*LISTING*.
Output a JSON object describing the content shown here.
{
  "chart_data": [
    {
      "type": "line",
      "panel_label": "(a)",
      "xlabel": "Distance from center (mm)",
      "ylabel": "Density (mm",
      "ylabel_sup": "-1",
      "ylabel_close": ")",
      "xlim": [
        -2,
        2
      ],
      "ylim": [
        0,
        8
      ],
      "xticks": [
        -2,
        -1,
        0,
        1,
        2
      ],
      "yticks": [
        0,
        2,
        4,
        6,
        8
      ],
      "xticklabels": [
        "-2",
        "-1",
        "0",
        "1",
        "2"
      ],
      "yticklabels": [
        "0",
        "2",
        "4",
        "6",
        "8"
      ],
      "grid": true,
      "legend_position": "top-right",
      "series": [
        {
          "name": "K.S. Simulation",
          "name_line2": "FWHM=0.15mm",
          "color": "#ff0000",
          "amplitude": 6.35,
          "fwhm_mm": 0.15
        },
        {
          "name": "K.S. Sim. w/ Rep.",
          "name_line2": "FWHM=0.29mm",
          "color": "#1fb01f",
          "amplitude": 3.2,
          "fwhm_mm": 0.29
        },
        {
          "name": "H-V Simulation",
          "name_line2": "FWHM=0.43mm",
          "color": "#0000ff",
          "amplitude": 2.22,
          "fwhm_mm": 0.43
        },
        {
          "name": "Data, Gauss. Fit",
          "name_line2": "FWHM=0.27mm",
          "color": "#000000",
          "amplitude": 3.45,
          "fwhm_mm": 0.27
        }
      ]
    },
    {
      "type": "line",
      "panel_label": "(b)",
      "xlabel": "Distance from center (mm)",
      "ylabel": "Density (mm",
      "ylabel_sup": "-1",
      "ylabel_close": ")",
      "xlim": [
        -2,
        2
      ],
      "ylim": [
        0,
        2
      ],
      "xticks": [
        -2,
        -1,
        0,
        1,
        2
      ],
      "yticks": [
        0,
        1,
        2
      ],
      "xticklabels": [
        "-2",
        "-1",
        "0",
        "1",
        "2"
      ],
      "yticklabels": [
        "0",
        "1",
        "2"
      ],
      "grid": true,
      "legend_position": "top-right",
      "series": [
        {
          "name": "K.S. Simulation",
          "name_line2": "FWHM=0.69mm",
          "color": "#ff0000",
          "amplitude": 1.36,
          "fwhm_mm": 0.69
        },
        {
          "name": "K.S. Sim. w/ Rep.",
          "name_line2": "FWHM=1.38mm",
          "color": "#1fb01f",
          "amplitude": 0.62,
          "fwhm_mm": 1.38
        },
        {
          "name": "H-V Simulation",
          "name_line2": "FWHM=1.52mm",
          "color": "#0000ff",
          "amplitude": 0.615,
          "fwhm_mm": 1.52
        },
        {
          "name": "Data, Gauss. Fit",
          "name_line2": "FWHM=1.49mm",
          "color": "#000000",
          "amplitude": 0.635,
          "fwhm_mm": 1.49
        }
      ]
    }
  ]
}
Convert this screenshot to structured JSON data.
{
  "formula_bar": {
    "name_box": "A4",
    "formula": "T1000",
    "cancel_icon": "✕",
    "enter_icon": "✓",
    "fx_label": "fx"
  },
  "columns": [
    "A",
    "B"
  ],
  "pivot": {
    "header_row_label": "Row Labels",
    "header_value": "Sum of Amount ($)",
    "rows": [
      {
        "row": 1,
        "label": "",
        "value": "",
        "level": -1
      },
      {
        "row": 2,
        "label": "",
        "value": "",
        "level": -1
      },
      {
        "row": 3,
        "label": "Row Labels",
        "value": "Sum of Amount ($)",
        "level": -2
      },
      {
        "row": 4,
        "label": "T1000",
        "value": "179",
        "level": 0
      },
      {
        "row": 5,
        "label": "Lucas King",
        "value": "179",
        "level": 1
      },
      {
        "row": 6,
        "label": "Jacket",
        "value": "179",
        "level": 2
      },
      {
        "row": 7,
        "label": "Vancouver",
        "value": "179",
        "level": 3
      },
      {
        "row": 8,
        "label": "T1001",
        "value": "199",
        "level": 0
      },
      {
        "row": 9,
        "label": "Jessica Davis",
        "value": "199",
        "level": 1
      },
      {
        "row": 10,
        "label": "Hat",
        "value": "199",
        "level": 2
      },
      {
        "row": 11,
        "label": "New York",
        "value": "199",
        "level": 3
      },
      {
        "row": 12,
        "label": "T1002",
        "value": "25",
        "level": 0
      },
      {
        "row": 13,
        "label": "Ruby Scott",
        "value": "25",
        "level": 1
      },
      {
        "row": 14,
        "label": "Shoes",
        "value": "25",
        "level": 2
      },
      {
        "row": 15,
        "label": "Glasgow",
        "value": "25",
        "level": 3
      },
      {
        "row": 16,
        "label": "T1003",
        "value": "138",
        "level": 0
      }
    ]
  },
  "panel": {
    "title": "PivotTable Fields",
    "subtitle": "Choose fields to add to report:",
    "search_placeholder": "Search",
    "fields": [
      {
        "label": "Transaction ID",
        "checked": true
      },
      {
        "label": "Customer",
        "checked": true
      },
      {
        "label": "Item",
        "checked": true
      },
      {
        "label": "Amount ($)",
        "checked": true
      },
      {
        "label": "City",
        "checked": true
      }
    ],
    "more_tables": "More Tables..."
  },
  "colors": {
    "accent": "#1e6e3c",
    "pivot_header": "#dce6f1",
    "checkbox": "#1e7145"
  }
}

*EXERCISE REQUIREMENTS*. Take every line that includes the string "Amount" and copy it.

*ANSWER*.
    "header_value": "Sum of Amount ($)",
        "value": "Sum of Amount ($)",
        "label": "Amount ($)",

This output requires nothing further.